Il y a des précédents pour le billet blanc et un billet portant Rococo.
J’ai admis ces précédents par respect pour la chambre, mais ils n’ont point
d’analogie avec des bulletins portant Raikem, etc. ; et j’avouerai, s’il le
faut, qu’il aurait mieux valu s’en tenir toujours à la loi qui limite les cas
de nullités ; c’eût été le plus sûr moyen de prévenir les nouvelles questions
de nullités qui se présenteront sans cesse.
Messieurs, je crois avoir réfuté les objections
faites par l’honorable M. Dubus. Je persiste dans mon opinion que l’élection de
M. de Behr doit être annulée. Ma conviction n’a été nullement ébranlée.
M.
Dubus. - Je demande la parole pour rectifier un fait.
(Non ! non ! Si ! si ! parlez
!)

━━━━

(Exercice)
Poursuivez l'extrait ci-dessus du débat sur l'élection de M. de Behr, à la suite de sa dernière phrase.

(Données fournies)
━━━━

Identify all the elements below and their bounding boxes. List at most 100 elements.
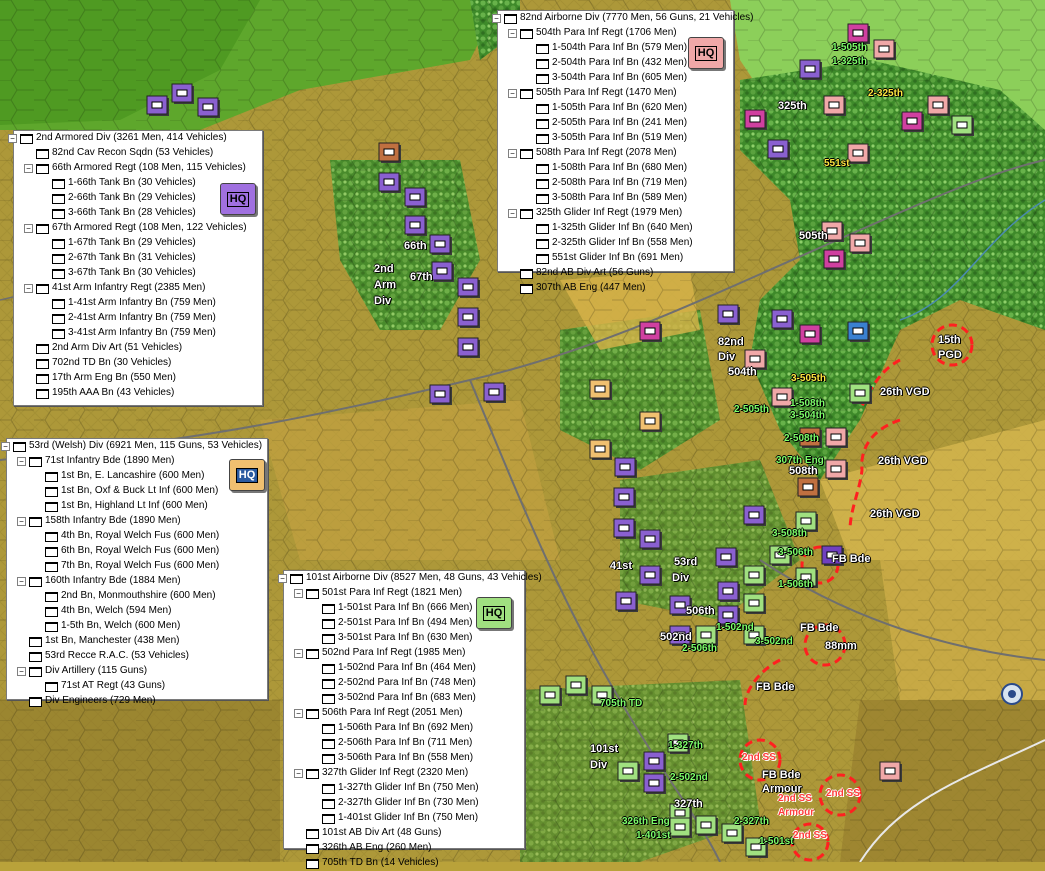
oob-title-row[interactable]: − 2nd Armored Div (3261 Men, 414 Vehicles… [8, 131, 262, 146]
oob-title-row[interactable]: − 53rd (Welsh) Div (6921 Men, 115 Guns, 5… [1, 439, 267, 454]
oob-unit-row[interactable]: − 327th Glider Inf Regt (2320 Men) [284, 766, 524, 781]
unit-counter-icon[interactable] [743, 565, 766, 586]
unit-counter-icon[interactable] [799, 59, 822, 80]
unit-counter-icon[interactable] [615, 591, 638, 612]
oob-unit-row[interactable]: 2-505th Para Inf Bn (241 Men) [498, 116, 733, 131]
oob-unit-row[interactable]: 1-401st Glider Inf Bn (750 Men) [284, 811, 524, 826]
unit-counter-icon[interactable] [613, 518, 636, 539]
oob-unit-row[interactable]: 1st Bn, Highland Lt Inf (600 Men) [7, 499, 267, 514]
unit-counter-icon[interactable] [799, 324, 822, 345]
unit-counter-icon[interactable] [823, 249, 846, 270]
unit-counter-icon[interactable] [589, 379, 612, 400]
collapse-toggle-icon[interactable]: − [1, 442, 10, 451]
unit-counter-icon[interactable] [639, 565, 662, 586]
unit-counter-icon[interactable] [589, 439, 612, 460]
oob-unit-row[interactable]: 101st AB Div Art (48 Guns) [284, 826, 524, 841]
unit-counter-icon[interactable] [823, 95, 846, 116]
collapse-toggle-icon[interactable]: − [508, 209, 517, 218]
unit-counter-icon[interactable] [847, 23, 870, 44]
collapse-toggle-icon[interactable]: − [17, 517, 26, 526]
unit-counter-icon[interactable] [797, 477, 820, 498]
oob-unit-row[interactable]: 326th AB Eng (260 Men) [284, 841, 524, 856]
oob-unit-row[interactable]: − Div Artillery (115 Guns) [7, 664, 267, 679]
unit-counter-icon[interactable] [431, 261, 454, 282]
oob-unit-row[interactable]: 82nd AB Div Art (56 Guns) [498, 266, 733, 281]
oob-unit-row[interactable]: 2-501st Para Inf Bn (494 Men) [284, 616, 524, 631]
unit-counter-icon[interactable] [617, 761, 640, 782]
collapse-toggle-icon[interactable]: − [508, 89, 517, 98]
unit-counter-icon[interactable] [565, 675, 588, 696]
oob-unit-row[interactable]: 1st Bn, Oxf & Buck Lt Inf (600 Men) [7, 484, 267, 499]
oob-unit-row[interactable]: 4th Bn, Welch (594 Men) [7, 604, 267, 619]
oob-unit-row[interactable]: 7th Bn, Royal Welch Fus (600 Men) [7, 559, 267, 574]
oob-unit-row[interactable]: 2-41st Arm Infantry Bn (759 Men) [14, 311, 262, 326]
oob-panel-101st-airborne[interactable]: HQ −101st Airborne Div (8527 Men, 48 Gun… [278, 570, 542, 869]
oob-unit-row[interactable]: 2-504th Para Inf Bn (432 Men) [498, 56, 733, 71]
unit-counter-icon[interactable] [429, 384, 452, 405]
oob-unit-row[interactable]: 2-502nd Para Inf Bn (748 Men) [284, 676, 524, 691]
oob-unit-row[interactable]: 2nd Arm Div Art (51 Vehicles) [14, 341, 262, 356]
oob-unit-row[interactable]: 1-504th Para Inf Bn (579 Men) [498, 41, 733, 56]
unit-counter-icon[interactable] [483, 382, 506, 403]
collapse-toggle-icon[interactable]: − [294, 709, 303, 718]
collapse-toggle-icon[interactable]: − [17, 577, 26, 586]
unit-counter-icon[interactable] [378, 142, 401, 163]
collapse-toggle-icon[interactable]: − [492, 14, 501, 23]
oob-panel-2nd-armored[interactable]: HQ −2nd Armored Div (3261 Men, 414 Vehic… [8, 130, 263, 406]
oob-unit-row[interactable]: Div Engineers (729 Men) [7, 694, 267, 709]
unit-counter-icon[interactable] [146, 95, 169, 116]
unit-counter-icon[interactable] [429, 234, 452, 255]
oob-unit-row[interactable]: 1-502nd Para Inf Bn (464 Men) [284, 661, 524, 676]
unit-counter-icon[interactable] [951, 115, 974, 136]
oob-unit-row[interactable]: 3-41st Arm Infantry Bn (759 Men) [14, 326, 262, 341]
oob-unit-row[interactable]: 3-504th Para Inf Bn (605 Men) [498, 71, 733, 86]
unit-counter-icon[interactable] [197, 97, 220, 118]
oob-unit-row[interactable]: − 71st Infantry Bde (1890 Men) [7, 454, 267, 469]
unit-counter-icon[interactable] [927, 95, 950, 116]
oob-unit-row[interactable]: 3-505th Para Inf Bn (519 Men) [498, 131, 733, 146]
oob-unit-row[interactable]: 1-501st Para Inf Bn (666 Men) [284, 601, 524, 616]
oob-unit-row[interactable]: 1-508th Para Inf Bn (680 Men) [498, 161, 733, 176]
oob-unit-row[interactable]: − 502nd Para Inf Regt (1985 Men) [284, 646, 524, 661]
oob-unit-row[interactable]: − 504th Para Inf Regt (1706 Men) [498, 26, 733, 41]
unit-counter-icon[interactable] [171, 83, 194, 104]
oob-unit-row[interactable]: 2-506th Para Inf Bn (711 Men) [284, 736, 524, 751]
unit-counter-icon[interactable] [614, 457, 637, 478]
oob-unit-row[interactable]: 3-508th Para Inf Bn (589 Men) [498, 191, 733, 206]
unit-counter-icon[interactable] [721, 823, 744, 844]
unit-counter-icon[interactable] [643, 773, 666, 794]
oob-unit-row[interactable]: 2-327th Glider Inf Bn (730 Men) [284, 796, 524, 811]
collapse-toggle-icon[interactable]: − [17, 667, 26, 676]
unit-counter-icon[interactable] [539, 685, 562, 706]
oob-unit-row[interactable]: − 41st Arm Infantry Regt (2385 Men) [14, 281, 262, 296]
unit-counter-icon[interactable] [404, 187, 427, 208]
oob-unit-row[interactable]: 53rd Recce R.A.C. (53 Vehicles) [7, 649, 267, 664]
unit-counter-icon[interactable] [849, 233, 872, 254]
unit-counter-icon[interactable] [901, 111, 924, 132]
unit-counter-icon[interactable] [771, 309, 794, 330]
collapse-toggle-icon[interactable]: − [294, 649, 303, 658]
oob-unit-row[interactable]: 1-66th Tank Bn (30 Vehicles) [14, 176, 262, 191]
oob-unit-row[interactable]: − 158th Infantry Bde (1890 Men) [7, 514, 267, 529]
unit-counter-icon[interactable] [743, 505, 766, 526]
unit-counter-icon[interactable] [825, 427, 848, 448]
oob-unit-row[interactable]: 2nd Bn, Monmouthshire (600 Men) [7, 589, 267, 604]
unit-counter-icon[interactable] [639, 411, 662, 432]
oob-unit-row[interactable]: 2-66th Tank Bn (29 Vehicles) [14, 191, 262, 206]
unit-counter-icon[interactable] [743, 593, 766, 614]
oob-unit-row[interactable]: 1-325th Glider Inf Bn (640 Men) [498, 221, 733, 236]
unit-counter-icon[interactable] [639, 321, 662, 342]
collapse-toggle-icon[interactable]: − [508, 29, 517, 38]
unit-counter-icon[interactable] [744, 109, 767, 130]
oob-unit-row[interactable]: − 66th Armored Regt (108 Men, 115 Vehicle… [14, 161, 262, 176]
oob-unit-row[interactable]: − 160th Infantry Bde (1884 Men) [7, 574, 267, 589]
unit-counter-icon[interactable] [717, 304, 740, 325]
unit-counter-icon[interactable] [879, 761, 902, 782]
oob-unit-row[interactable]: 3-67th Tank Bn (30 Vehicles) [14, 266, 262, 281]
oob-unit-row[interactable]: 82nd Cav Recon Sqdn (53 Vehicles) [14, 146, 262, 161]
oob-unit-row[interactable]: 1-41st Arm Infantry Bn (759 Men) [14, 296, 262, 311]
unit-counter-icon[interactable] [847, 143, 870, 164]
oob-unit-row[interactable]: − 508th Para Inf Regt (2078 Men) [498, 146, 733, 161]
oob-unit-row[interactable]: 1st Bn, E. Lancashire (600 Men) [7, 469, 267, 484]
collapse-toggle-icon[interactable]: − [508, 149, 517, 158]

━━━━

(Réponse)
M. Gendebien. - Alors je
réclame aussi la parole, car j’ai plusieurs observations à faire, et je n’ai point
pris part à la discussion.
M.
le comte F. de Mérode. - M. Dubus veut seulement
rectifier un fait ; il me semble qu’on ne peut lui refuser sa demande.
Plusieurs voix. - Parlez, M. Dubus !
M. Dubus. - Je ne rencontrerai plus
qu’un seul fait ; c’est à propos de la question de savoir s’il est constant
qu’il y a eu 4 bulletins. J’ai invoqué sur ce point l’assertion des
pétitionnaires qui l’ont reconnu eux-mêmes. Le préopinant répond que les pétitionnaires
ne connaissaient pas le procès-verbal du sud. Je trouve la preuve du contraire
dans ce fait qui est constaté, qu’ils ont demandé lecture du procès-verbal et
qu’ils l’ont obtenue.
M.
Fleussu. - Je demande la parole
M.
Dubus. C’est postérieurement à cette lecture que la
pétition est venue.
M.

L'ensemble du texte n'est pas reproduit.